begin Available data
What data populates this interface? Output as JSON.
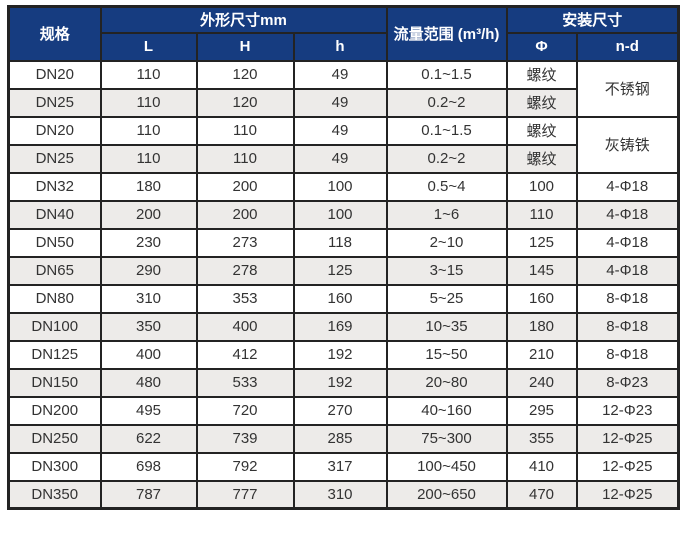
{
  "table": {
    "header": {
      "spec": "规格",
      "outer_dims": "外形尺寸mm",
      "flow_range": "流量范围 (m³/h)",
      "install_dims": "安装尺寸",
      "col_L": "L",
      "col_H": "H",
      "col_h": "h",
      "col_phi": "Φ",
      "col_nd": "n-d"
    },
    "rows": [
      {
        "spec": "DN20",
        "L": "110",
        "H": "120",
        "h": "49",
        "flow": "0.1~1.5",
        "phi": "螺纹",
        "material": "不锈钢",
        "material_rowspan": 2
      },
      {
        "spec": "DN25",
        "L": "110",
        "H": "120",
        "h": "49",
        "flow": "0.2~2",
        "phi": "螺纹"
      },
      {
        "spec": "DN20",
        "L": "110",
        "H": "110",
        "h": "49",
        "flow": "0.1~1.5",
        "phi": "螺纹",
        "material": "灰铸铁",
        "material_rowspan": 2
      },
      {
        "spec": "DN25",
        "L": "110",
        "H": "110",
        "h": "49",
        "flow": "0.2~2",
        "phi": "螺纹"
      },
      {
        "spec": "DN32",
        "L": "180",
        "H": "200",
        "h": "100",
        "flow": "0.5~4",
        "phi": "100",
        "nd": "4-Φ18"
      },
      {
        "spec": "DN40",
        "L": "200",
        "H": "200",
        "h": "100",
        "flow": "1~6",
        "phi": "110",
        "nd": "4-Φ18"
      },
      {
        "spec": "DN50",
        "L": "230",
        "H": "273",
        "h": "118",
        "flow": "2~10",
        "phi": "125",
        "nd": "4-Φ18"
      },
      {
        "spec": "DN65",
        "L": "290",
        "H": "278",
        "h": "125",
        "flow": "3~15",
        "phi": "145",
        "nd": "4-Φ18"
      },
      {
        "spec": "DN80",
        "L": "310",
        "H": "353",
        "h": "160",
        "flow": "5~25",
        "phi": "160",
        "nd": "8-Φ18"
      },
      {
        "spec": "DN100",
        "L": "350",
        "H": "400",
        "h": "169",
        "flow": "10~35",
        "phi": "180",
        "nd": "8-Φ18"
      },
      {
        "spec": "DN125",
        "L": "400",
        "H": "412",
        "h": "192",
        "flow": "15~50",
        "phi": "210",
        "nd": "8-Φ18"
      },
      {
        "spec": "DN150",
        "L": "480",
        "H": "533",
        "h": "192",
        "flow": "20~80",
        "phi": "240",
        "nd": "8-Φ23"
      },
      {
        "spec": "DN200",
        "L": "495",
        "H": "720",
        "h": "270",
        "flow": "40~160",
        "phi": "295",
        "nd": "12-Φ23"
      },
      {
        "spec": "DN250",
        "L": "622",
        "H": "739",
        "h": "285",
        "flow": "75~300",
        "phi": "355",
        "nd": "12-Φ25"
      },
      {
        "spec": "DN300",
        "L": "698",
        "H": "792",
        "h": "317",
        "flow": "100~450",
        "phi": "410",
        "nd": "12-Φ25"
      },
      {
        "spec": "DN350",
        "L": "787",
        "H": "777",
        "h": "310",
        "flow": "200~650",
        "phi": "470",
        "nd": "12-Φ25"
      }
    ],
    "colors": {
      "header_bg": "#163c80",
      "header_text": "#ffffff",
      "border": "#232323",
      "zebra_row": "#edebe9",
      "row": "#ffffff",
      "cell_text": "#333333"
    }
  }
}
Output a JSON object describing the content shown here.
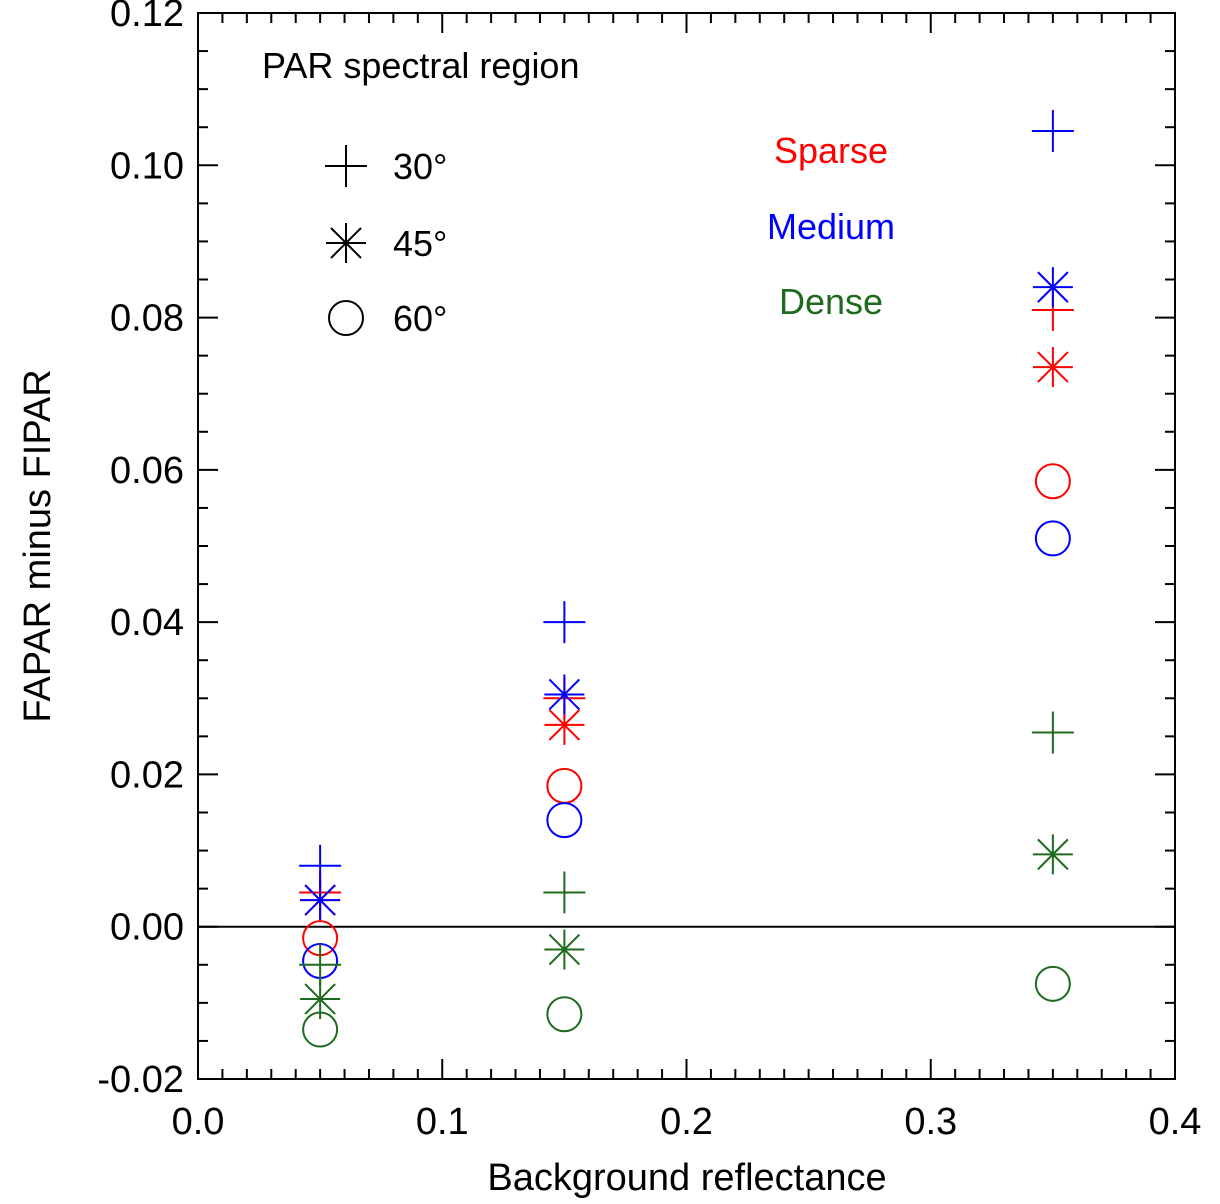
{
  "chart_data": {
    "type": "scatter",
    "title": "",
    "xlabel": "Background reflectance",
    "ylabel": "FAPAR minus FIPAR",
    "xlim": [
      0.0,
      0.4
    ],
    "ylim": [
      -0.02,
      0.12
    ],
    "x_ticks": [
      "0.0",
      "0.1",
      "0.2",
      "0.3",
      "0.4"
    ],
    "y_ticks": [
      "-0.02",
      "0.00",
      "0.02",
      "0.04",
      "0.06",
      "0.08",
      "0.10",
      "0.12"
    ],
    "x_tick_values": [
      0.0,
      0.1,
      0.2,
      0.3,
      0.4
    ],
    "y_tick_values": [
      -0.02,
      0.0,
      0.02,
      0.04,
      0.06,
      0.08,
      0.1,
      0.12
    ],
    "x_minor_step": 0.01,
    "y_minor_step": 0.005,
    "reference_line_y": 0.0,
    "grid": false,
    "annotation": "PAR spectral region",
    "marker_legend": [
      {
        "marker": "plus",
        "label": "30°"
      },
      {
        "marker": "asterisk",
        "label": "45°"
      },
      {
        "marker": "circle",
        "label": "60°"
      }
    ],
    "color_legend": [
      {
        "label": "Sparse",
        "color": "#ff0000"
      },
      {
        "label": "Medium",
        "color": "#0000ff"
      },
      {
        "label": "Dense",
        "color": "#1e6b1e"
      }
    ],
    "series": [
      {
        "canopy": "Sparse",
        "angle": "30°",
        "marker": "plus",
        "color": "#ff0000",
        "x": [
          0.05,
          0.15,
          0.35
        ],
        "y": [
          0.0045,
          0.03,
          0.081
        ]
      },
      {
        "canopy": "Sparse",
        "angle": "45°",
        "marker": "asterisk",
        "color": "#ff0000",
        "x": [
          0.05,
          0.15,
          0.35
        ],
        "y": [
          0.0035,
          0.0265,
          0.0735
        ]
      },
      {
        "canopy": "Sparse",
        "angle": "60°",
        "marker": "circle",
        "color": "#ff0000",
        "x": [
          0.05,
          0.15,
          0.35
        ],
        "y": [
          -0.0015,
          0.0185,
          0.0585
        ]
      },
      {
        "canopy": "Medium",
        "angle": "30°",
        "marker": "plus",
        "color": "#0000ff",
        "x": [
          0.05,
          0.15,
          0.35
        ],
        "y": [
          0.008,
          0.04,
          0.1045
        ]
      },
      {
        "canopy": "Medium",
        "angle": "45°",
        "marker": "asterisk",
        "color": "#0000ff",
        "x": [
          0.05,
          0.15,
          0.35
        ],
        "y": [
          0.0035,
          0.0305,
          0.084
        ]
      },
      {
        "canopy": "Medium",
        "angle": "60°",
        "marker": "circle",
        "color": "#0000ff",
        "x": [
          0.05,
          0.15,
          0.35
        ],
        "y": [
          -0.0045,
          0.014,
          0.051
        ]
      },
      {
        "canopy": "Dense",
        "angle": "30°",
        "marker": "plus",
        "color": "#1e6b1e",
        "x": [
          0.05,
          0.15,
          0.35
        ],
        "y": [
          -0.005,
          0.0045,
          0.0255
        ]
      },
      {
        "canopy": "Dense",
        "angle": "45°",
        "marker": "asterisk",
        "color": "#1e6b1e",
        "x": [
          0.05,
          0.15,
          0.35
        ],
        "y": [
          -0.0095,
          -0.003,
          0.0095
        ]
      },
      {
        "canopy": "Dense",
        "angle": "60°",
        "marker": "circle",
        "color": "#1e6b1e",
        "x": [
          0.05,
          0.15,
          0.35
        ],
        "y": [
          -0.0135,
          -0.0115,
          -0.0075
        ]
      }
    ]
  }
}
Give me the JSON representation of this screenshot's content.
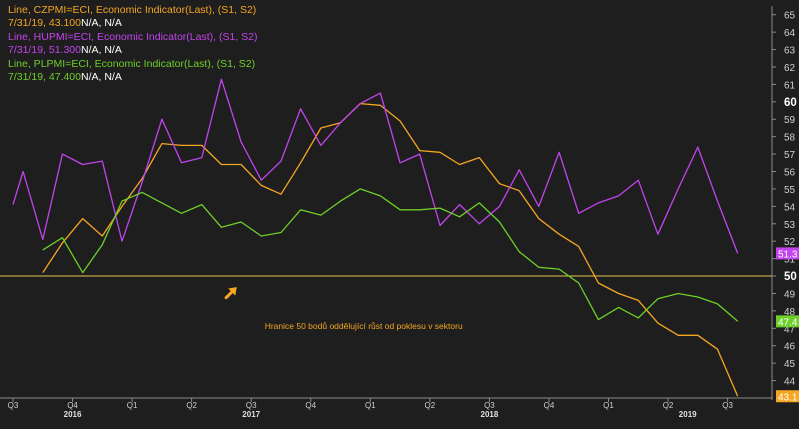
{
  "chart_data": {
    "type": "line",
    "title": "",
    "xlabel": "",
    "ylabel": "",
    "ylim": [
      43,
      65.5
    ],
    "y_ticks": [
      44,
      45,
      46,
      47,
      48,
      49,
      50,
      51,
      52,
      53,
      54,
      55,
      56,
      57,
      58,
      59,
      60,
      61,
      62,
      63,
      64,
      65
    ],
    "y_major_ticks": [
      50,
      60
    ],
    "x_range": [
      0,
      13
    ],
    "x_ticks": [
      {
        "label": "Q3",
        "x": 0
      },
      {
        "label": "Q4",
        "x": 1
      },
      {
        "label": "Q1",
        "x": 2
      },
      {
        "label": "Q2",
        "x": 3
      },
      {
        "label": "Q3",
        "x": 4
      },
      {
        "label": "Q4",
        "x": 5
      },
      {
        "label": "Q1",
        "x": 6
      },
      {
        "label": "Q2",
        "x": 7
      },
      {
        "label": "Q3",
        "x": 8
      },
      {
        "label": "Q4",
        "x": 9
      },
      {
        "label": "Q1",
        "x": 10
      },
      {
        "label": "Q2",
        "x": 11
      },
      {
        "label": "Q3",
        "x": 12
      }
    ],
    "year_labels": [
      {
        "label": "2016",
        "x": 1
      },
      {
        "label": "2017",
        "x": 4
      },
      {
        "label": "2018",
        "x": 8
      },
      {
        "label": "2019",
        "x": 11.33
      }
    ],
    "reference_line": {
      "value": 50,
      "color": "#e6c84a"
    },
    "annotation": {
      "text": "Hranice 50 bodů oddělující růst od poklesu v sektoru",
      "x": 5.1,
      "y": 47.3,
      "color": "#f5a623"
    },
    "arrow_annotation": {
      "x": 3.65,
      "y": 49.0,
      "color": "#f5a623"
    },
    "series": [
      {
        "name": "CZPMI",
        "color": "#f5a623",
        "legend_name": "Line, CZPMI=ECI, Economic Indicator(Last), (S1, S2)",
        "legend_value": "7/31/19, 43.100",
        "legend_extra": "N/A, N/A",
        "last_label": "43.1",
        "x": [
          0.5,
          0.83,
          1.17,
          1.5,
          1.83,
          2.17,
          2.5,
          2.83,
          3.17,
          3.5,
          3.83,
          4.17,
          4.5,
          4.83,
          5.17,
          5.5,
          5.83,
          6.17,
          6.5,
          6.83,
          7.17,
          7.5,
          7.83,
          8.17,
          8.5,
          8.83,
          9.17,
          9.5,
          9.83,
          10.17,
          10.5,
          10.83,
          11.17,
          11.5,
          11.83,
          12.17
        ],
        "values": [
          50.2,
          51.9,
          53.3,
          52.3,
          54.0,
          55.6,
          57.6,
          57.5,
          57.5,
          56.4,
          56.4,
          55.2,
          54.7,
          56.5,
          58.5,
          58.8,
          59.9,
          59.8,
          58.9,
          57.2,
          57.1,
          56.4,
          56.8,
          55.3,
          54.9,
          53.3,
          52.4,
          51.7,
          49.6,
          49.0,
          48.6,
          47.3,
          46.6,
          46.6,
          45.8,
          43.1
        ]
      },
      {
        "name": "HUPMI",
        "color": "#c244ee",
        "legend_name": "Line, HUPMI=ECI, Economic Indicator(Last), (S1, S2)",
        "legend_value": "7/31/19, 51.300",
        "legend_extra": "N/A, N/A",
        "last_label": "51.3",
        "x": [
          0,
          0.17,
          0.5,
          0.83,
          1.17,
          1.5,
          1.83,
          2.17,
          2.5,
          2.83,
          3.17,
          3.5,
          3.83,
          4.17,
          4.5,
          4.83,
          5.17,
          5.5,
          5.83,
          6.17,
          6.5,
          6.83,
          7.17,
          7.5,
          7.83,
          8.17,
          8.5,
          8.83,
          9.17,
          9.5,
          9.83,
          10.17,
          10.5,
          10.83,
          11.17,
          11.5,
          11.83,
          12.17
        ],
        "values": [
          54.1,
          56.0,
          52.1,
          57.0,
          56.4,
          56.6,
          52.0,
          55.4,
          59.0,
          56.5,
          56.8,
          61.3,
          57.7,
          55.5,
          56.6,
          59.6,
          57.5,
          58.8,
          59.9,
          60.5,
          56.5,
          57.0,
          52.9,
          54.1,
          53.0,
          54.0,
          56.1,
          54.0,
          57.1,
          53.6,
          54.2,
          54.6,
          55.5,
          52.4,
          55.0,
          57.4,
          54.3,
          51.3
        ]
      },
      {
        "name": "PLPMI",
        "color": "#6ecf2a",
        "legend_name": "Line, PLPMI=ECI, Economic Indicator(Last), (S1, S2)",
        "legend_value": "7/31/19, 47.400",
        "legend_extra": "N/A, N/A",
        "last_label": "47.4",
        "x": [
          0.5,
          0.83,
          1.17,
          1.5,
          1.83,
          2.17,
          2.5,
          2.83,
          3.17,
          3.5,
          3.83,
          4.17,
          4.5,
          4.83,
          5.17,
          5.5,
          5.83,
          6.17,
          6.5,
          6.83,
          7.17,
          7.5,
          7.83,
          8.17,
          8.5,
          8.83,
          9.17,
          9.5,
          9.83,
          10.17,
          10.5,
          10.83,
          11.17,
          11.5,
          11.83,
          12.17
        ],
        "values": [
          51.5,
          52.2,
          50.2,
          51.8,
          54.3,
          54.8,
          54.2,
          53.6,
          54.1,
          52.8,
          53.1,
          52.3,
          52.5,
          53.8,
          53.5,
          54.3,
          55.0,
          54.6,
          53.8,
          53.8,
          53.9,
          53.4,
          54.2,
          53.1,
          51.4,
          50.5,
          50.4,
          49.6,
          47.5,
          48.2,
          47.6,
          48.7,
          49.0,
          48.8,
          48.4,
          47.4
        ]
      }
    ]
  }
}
end Available data
Description of the task: Search the records for the word "HUPMI" and copy every line where it occurs.

Solution below:
        "name": "HUPMI",
        "legend_name": "Line, HUPMI=ECI, Economic Indicator(Last), (S1, S2)",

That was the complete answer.